--- Begin MATERIAL PROVIDED ---
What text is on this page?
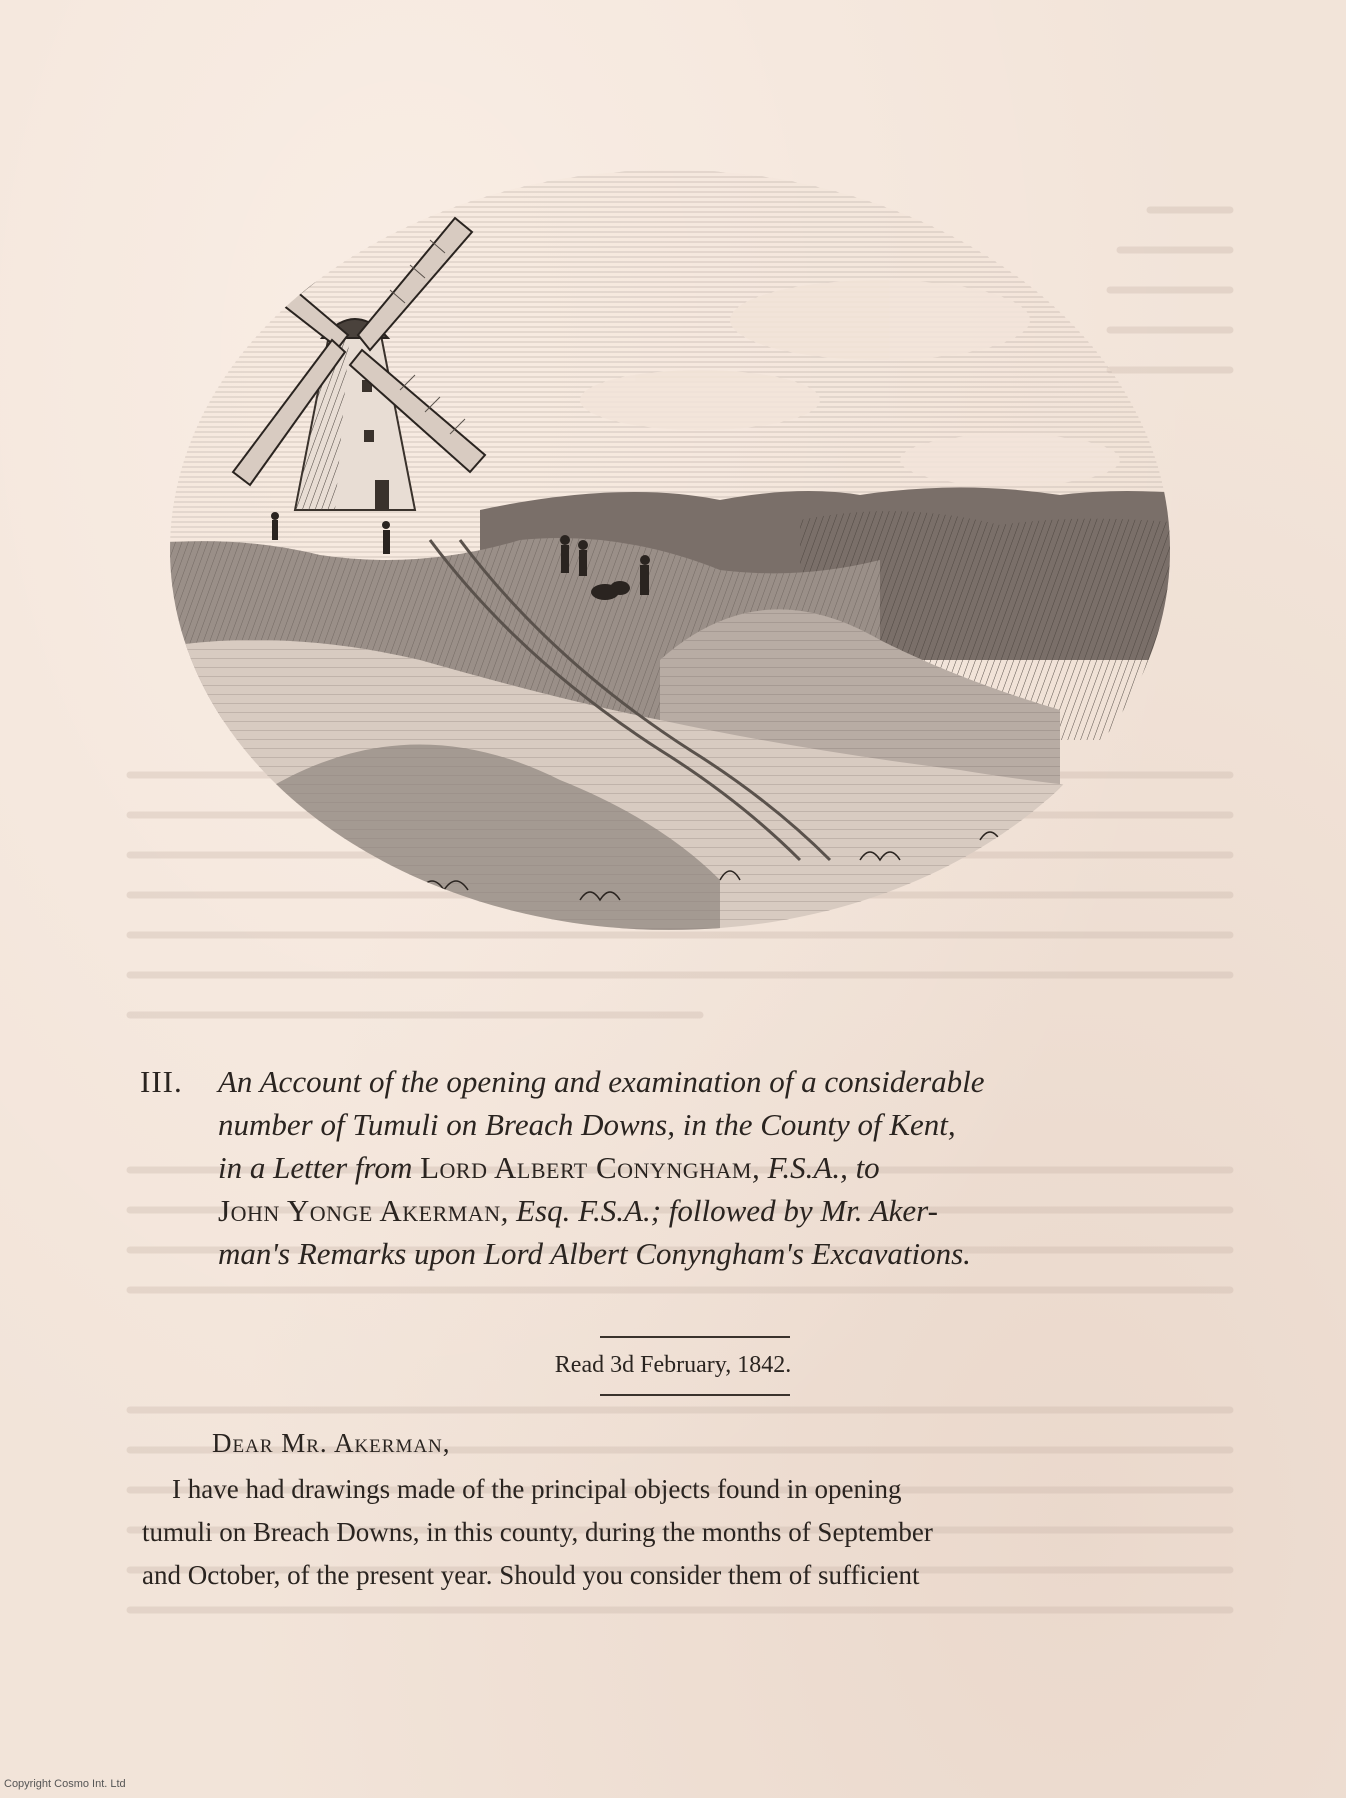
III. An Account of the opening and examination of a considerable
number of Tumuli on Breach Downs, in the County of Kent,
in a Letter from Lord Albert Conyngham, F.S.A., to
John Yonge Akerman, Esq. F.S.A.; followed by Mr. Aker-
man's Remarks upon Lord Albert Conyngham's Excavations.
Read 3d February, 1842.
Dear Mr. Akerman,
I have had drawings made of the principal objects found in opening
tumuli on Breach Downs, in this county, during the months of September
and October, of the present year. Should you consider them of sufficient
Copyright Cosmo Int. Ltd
--- End MATERIAL PROVIDED ---
■ **EXERCISE REQUIREMENTS**:
Going through the entries above, report how many lines include the string "this". The number alone is the answer.

■ **TASK OUTPUT**:
2